Saved entries
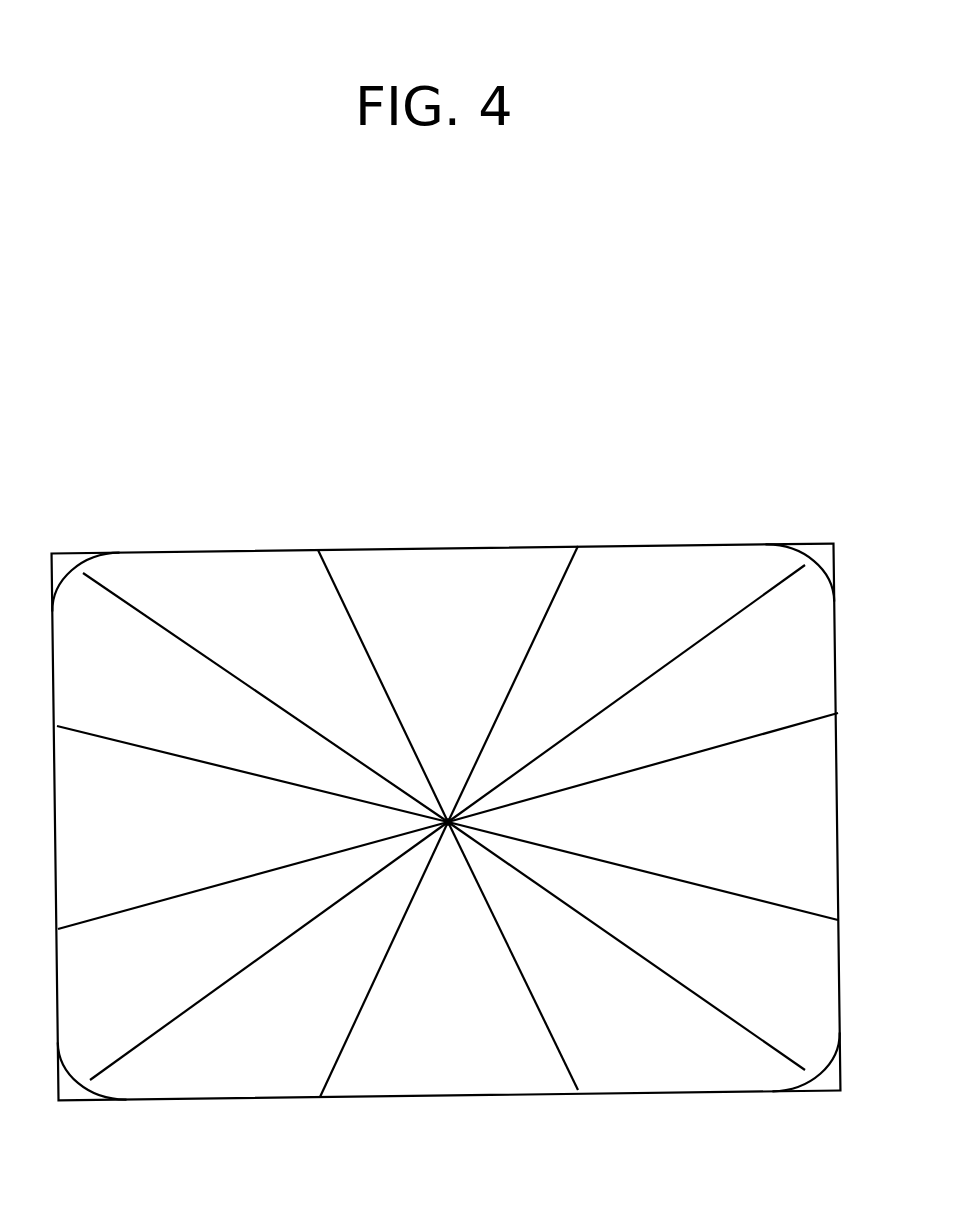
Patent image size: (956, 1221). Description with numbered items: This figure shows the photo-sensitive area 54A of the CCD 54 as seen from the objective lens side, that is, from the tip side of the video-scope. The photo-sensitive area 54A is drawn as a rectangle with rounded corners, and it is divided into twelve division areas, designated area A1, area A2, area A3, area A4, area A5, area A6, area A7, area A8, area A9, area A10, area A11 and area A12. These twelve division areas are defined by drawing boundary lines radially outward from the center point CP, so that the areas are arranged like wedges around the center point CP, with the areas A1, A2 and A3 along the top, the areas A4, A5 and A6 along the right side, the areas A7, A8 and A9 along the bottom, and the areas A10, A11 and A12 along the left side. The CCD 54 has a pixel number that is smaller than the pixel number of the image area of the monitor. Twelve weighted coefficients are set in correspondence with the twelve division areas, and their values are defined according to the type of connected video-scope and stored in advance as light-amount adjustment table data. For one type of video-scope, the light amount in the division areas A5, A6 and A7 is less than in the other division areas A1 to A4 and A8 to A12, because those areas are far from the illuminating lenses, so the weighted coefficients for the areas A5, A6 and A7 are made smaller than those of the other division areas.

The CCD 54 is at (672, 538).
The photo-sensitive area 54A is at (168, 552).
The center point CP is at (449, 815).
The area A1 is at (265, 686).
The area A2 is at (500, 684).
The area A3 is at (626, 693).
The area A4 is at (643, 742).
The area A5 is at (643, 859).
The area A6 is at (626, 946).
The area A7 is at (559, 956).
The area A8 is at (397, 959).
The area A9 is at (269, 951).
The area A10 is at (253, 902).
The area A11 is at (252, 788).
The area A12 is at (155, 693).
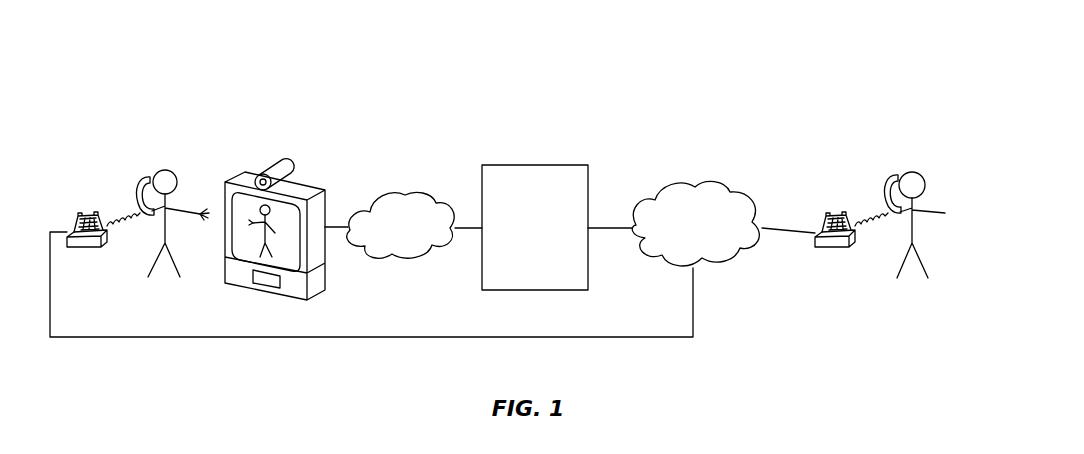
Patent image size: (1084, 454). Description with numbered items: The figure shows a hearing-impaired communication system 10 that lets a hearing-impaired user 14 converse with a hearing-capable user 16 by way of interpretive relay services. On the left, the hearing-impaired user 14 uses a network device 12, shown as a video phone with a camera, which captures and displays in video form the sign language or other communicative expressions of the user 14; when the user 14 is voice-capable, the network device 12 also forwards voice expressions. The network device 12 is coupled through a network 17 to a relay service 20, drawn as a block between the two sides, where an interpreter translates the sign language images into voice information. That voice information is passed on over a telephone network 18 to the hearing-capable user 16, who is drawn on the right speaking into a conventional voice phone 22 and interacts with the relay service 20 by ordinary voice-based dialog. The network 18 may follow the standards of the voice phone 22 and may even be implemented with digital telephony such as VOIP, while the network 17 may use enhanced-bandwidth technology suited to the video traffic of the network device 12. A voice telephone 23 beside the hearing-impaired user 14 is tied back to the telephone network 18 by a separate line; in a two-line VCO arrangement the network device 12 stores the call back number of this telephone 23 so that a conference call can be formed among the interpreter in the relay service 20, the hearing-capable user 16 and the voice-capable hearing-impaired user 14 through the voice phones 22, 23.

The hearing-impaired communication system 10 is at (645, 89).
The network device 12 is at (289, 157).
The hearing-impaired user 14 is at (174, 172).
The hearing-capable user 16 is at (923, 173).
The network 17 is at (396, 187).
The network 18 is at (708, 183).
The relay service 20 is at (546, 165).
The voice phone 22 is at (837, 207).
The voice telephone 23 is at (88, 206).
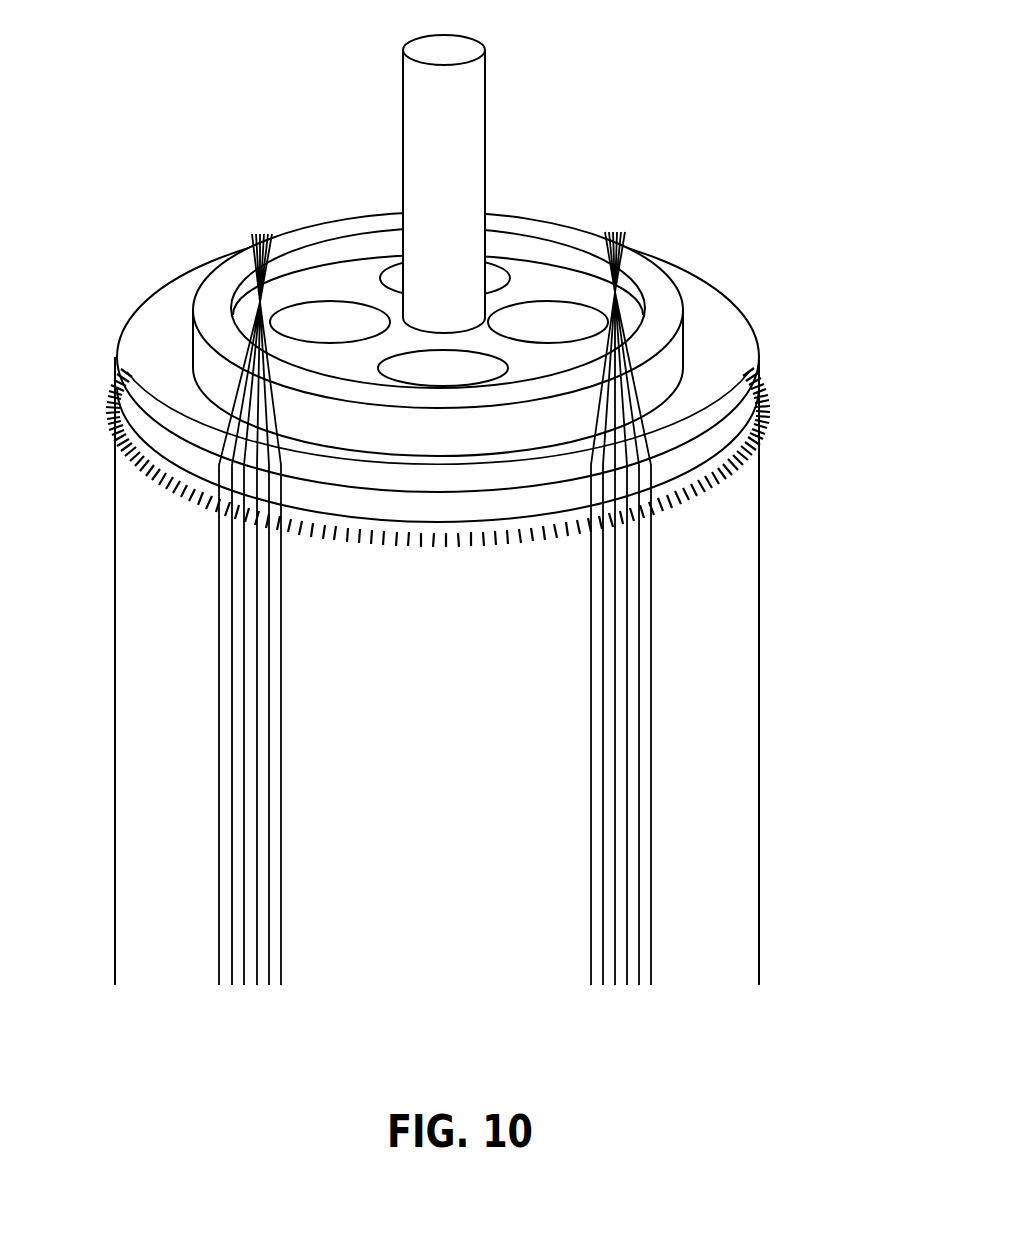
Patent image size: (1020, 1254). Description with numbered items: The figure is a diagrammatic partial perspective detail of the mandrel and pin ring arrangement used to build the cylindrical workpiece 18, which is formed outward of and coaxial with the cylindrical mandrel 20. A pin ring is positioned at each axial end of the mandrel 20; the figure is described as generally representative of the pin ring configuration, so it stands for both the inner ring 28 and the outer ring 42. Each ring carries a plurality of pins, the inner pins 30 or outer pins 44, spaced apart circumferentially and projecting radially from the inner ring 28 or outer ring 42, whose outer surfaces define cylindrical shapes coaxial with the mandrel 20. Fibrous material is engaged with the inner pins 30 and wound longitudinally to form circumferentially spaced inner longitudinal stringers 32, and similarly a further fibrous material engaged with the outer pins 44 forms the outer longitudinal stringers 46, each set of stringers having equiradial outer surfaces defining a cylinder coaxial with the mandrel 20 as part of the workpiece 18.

* **Exercise prompt**
Return every line of the items above word for word, omitting the pictures.

* **Written response**
Patent image size: (956, 1221). Description with numbered items: This figure shows the photo-sensitive area 54A of the CCD 54 as seen from the objective lens side, that is, from the tip side of the video-scope. The photo-sensitive area 54A is drawn as a rectangle with rounded corners, and it is divided into twelve division areas, designated area A1, area A2, area A3, area A4, area A5, area A6, area A7, area A8, area A9, area A10, area A11 and area A12. These twelve division areas are defined by drawing boundary lines radially outward from the center point CP, so that the areas are arranged like wedges around the center point CP, with the areas A1, A2 and A3 along the top, the areas A4, A5 and A6 along the right side, the areas A7, A8 and A9 along the bottom, and the areas A10, A11 and A12 along the left side. The CCD 54 has a pixel number that is smaller than the pixel number of the image area of the monitor. Twelve weighted coefficients are set in correspondence with the twelve division areas, and their values are defined according to the type of connected video-scope and stored in advance as light-amount adjustment table data. For one type of video-scope, the light amount in the division areas A5, A6 and A7 is less than in the other division areas A1 to A4 and A8 to A12, because those areas are far from the illuminating lenses, so the weighted coefficients for the areas A5, A6 and A7 are made smaller than those of the other division areas.

The CCD 54 is at (672, 538).
The photo-sensitive area 54A is at (168, 552).
The center point CP is at (449, 815).
The area A1 is at (265, 686).
The area A2 is at (500, 684).
The area A3 is at (626, 693).
The area A4 is at (643, 742).
The area A5 is at (643, 859).
The area A6 is at (626, 946).
The area A7 is at (559, 956).
The area A8 is at (397, 959).
The area A9 is at (269, 951).
The area A10 is at (253, 902).
The area A11 is at (252, 788).
The area A12 is at (155, 693).
Patent image size: (1084, 454). Description with numbered items: The figure shows a hearing-impaired communication system 10 that lets a hearing-impaired user 14 converse with a hearing-capable user 16 by way of interpretive relay services. On the left, the hearing-impaired user 14 uses a network device 12, shown as a video phone with a camera, which captures and displays in video form the sign language or other communicative expressions of the user 14; when the user 14 is voice-capable, the network device 12 also forwards voice expressions. The network device 12 is coupled through a network 17 to a relay service 20, drawn as a block between the two sides, where an interpreter translates the sign language images into voice information. That voice information is passed on over a telephone network 18 to the hearing-capable user 16, who is drawn on the right speaking into a conventional voice phone 22 and interacts with the relay service 20 by ordinary voice-based dialog. The network 18 may follow the standards of the voice phone 22 and may even be implemented with digital telephony such as VOIP, while the network 17 may use enhanced-bandwidth technology suited to the video traffic of the network device 12. A voice telephone 23 beside the hearing-impaired user 14 is tied back to the telephone network 18 by a separate line; in a two-line VCO arrangement the network device 12 stores the call back number of this telephone 23 so that a conference call can be formed among the interpreter in the relay service 20, the hearing-capable user 16 and the voice-capable hearing-impaired user 14 through the voice phones 22, 23.

The hearing-impaired communication system 10 is at (645, 89).
The network device 12 is at (289, 157).
The hearing-impaired user 14 is at (174, 172).
The hearing-capable user 16 is at (923, 173).
The network 17 is at (396, 187).
The network 18 is at (708, 183).
The relay service 20 is at (546, 165).
The voice phone 22 is at (837, 207).
The voice telephone 23 is at (88, 206).
Patent image size: (1020, 1254). Description with numbered items: The figure is a diagrammatic partial perspective detail of the mandrel and pin ring arrangement used to build the cylindrical workpiece 18, which is formed outward of and coaxial with the cylindrical mandrel 20. A pin ring is positioned at each axial end of the mandrel 20; the figure is described as generally representative of the pin ring configuration, so it stands for both the inner ring 28 and the outer ring 42. Each ring carries a plurality of pins, the inner pins 30 or outer pins 44, spaced apart circumferentially and projecting radially from the inner ring 28 or outer ring 42, whose outer surfaces define cylindrical shapes coaxial with the mandrel 20. Fibrous material is engaged with the inner pins 30 and wound longitudinally to form circumferentially spaced inner longitudinal stringers 32, and similarly a further fibrous material engaged with the outer pins 44 forms the outer longitudinal stringers 46, each set of stringers having equiradial outer surfaces defining a cylinder coaxial with the mandrel 20 as part of the workpiece 18.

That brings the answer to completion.